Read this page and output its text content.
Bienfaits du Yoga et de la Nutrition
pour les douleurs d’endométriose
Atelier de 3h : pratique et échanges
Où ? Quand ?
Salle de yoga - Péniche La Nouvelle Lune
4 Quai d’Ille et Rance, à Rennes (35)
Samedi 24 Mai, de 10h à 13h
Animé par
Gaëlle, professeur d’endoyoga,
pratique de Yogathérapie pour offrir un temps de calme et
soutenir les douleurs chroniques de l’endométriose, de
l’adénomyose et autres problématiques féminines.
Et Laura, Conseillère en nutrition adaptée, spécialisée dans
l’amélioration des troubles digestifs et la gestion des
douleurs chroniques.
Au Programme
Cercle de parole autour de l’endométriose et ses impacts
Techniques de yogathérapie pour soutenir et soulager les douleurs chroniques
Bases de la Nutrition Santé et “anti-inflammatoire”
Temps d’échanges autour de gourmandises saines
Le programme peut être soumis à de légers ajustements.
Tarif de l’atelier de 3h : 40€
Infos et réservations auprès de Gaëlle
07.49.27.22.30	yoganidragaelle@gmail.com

-=-=-=-=-

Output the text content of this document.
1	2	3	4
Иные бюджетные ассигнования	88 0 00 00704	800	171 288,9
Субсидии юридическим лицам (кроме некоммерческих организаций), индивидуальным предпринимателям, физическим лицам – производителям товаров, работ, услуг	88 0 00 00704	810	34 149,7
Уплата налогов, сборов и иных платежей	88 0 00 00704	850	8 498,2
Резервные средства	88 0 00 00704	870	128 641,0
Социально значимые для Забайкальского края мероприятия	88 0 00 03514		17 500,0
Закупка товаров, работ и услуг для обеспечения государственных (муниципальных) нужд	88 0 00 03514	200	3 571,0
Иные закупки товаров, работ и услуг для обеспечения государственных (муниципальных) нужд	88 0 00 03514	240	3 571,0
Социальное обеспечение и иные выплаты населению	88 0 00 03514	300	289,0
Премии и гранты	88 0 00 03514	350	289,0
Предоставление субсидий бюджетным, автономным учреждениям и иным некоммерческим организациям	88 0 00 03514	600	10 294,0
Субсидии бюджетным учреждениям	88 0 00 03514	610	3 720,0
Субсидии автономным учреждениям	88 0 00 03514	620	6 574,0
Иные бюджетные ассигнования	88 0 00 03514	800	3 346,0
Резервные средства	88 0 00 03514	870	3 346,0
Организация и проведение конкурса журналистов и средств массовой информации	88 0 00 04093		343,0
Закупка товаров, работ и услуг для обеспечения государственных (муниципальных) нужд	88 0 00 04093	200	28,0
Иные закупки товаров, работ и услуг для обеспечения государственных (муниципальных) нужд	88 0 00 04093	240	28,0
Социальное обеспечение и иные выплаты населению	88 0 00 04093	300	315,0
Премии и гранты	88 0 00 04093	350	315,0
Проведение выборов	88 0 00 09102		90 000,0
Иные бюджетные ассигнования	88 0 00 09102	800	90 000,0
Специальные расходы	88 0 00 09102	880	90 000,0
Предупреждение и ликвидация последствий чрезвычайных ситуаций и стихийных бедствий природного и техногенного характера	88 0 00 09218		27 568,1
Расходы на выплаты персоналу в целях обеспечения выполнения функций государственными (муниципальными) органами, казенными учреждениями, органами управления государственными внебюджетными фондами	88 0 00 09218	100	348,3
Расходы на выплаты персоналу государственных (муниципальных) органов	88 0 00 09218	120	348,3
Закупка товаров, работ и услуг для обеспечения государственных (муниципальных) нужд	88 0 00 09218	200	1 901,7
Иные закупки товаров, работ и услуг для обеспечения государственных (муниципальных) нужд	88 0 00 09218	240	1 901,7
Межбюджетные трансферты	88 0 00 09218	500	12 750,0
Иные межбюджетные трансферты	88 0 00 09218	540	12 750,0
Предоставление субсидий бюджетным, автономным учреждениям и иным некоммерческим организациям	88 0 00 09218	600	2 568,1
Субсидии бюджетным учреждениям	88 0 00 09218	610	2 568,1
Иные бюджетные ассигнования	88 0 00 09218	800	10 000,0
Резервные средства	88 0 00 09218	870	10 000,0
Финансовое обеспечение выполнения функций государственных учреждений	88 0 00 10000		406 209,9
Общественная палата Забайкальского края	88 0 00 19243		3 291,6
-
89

-=-=-=-=-

AIM OF THE TASK
In the entries above, find each line with the word "pour" and copy it.

TASK ANSWER
pour les douleurs d’endométriose
pratique de Yogathérapie pour offrir un temps de calme et
Techniques de yogathérapie pour soutenir et soulager les douleurs chroniques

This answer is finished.